Task goal: Give as output the line that contains "Decode this image", followed by every remaining line of the entries, unchanged and with nothing added.

(Records excerpted from a collection)
══════════

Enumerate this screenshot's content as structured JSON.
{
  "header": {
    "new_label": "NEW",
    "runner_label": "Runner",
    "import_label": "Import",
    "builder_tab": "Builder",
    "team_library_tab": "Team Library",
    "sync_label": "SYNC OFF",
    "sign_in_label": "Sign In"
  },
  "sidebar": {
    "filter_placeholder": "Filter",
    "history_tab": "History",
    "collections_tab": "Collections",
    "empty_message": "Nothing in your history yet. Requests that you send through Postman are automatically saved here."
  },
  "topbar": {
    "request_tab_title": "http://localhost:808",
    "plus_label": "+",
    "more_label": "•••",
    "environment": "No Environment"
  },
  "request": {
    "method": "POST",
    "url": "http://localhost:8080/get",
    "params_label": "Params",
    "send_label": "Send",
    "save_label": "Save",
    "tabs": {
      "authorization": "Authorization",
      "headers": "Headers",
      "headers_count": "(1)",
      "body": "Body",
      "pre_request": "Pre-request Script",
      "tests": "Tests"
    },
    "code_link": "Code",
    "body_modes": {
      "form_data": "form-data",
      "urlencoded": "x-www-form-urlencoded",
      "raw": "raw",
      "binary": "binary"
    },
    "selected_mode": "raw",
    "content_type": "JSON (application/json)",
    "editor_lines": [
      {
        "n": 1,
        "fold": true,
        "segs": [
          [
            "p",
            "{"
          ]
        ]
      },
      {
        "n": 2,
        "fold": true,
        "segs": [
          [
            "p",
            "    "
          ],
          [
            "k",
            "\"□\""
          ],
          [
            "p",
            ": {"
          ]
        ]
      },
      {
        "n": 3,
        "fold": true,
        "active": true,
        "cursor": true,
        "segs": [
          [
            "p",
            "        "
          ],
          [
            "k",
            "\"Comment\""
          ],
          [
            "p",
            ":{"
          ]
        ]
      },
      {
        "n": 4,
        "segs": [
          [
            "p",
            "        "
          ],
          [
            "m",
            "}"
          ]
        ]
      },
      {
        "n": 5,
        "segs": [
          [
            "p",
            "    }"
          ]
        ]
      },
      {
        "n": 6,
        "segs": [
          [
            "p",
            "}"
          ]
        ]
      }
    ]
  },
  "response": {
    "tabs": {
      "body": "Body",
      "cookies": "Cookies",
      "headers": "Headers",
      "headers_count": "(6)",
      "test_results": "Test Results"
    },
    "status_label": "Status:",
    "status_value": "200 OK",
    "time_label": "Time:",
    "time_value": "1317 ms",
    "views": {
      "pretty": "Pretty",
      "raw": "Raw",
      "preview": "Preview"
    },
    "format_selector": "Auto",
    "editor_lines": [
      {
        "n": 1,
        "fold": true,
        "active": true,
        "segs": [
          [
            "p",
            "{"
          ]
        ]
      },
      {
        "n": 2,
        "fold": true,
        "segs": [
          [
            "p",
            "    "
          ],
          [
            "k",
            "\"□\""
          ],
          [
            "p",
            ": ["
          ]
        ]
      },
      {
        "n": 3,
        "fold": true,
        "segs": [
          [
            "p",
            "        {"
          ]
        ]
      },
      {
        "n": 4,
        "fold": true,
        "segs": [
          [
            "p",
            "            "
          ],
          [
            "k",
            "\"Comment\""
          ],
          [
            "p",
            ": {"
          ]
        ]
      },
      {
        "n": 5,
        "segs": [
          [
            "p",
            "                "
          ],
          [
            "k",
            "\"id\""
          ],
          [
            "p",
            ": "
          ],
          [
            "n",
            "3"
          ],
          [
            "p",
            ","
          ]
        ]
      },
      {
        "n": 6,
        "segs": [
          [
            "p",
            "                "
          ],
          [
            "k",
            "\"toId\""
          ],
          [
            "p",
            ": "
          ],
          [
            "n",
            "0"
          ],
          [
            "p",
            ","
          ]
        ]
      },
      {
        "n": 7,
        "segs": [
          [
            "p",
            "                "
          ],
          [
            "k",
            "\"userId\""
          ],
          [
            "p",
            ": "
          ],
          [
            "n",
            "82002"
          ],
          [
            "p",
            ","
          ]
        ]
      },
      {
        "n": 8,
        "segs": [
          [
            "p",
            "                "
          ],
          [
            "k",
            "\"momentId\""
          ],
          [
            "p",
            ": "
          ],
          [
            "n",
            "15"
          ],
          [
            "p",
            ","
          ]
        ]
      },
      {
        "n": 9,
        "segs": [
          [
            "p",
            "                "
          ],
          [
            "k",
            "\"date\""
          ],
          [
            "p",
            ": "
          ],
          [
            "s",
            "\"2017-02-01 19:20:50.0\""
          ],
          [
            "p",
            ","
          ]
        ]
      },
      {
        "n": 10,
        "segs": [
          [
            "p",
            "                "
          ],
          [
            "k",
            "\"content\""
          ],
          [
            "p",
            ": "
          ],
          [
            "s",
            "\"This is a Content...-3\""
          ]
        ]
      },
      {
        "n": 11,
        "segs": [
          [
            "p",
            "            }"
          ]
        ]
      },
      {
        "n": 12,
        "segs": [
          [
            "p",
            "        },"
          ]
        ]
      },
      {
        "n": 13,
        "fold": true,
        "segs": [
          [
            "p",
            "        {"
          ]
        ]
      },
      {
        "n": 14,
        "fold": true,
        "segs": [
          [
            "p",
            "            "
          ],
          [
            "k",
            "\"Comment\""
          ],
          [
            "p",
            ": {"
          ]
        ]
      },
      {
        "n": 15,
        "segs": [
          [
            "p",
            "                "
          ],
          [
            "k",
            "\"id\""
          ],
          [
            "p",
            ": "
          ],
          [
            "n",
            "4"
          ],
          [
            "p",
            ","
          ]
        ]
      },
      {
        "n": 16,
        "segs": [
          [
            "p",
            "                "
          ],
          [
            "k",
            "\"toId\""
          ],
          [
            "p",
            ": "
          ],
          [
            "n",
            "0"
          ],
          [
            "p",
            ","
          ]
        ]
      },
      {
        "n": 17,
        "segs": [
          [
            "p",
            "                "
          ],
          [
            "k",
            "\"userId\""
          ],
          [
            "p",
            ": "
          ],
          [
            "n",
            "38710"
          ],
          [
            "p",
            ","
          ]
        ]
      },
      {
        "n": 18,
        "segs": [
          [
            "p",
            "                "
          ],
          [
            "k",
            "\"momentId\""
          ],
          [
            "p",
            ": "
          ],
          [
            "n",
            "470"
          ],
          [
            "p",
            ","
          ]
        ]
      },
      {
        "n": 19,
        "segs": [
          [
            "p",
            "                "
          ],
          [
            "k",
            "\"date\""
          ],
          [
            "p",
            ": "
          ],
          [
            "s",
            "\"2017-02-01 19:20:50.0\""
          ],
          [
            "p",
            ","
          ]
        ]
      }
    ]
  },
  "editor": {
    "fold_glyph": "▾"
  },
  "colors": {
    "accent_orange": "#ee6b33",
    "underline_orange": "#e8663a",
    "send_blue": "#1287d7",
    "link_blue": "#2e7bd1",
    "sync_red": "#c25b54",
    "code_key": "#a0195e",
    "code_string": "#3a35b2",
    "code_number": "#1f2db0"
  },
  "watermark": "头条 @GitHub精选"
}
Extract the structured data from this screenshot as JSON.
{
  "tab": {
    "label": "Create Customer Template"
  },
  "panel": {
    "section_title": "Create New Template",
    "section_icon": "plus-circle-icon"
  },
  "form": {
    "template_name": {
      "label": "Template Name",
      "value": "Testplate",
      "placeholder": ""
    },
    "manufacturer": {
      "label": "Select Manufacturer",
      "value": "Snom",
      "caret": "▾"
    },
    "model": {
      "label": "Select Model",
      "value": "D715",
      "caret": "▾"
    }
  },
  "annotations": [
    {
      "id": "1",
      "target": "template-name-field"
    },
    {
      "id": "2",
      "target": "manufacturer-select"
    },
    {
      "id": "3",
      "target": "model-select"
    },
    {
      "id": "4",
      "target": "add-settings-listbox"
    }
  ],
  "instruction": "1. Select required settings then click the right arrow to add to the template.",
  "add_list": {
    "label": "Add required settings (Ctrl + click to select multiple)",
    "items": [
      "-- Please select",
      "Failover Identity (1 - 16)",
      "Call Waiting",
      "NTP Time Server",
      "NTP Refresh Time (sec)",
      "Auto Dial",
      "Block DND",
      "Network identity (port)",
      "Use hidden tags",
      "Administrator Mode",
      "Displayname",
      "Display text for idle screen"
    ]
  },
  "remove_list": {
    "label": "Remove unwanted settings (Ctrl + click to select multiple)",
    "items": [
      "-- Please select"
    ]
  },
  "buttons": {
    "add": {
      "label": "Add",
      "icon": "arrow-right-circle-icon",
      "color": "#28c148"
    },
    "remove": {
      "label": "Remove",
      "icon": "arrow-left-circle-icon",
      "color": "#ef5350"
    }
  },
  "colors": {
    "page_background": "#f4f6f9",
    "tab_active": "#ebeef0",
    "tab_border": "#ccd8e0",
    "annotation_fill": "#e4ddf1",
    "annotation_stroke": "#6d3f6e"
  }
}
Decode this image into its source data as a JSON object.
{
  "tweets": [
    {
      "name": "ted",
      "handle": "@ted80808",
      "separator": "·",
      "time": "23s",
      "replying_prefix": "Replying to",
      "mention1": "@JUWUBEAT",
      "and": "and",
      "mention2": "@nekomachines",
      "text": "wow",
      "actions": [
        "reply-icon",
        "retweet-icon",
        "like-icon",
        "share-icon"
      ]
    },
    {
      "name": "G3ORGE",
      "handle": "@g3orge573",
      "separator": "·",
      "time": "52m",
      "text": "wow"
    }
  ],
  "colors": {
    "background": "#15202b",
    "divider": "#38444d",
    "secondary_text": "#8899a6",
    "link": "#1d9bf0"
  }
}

══════════

Expected answer:
Decode this image into its source data as a JSON object.
{
  "tweets": [
    {
      "name": "ted",
      "handle": "@ted80808",
      "separator": "·",
      "time": "23s",
      "replying_prefix": "Replying to",
      "mention1": "@JUWUBEAT",
      "and": "and",
      "mention2": "@nekomachines",
      "text": "wow",
      "actions": [
        "reply-icon",
        "retweet-icon",
        "like-icon",
        "share-icon"
      ]
    },
    {
      "name": "G3ORGE",
      "handle": "@g3orge573",
      "separator": "·",
      "time": "52m",
      "text": "wow"
    }
  ],
  "colors": {
    "background": "#15202b",
    "divider": "#38444d",
    "secondary_text": "#8899a6",
    "link": "#1d9bf0"
  }
}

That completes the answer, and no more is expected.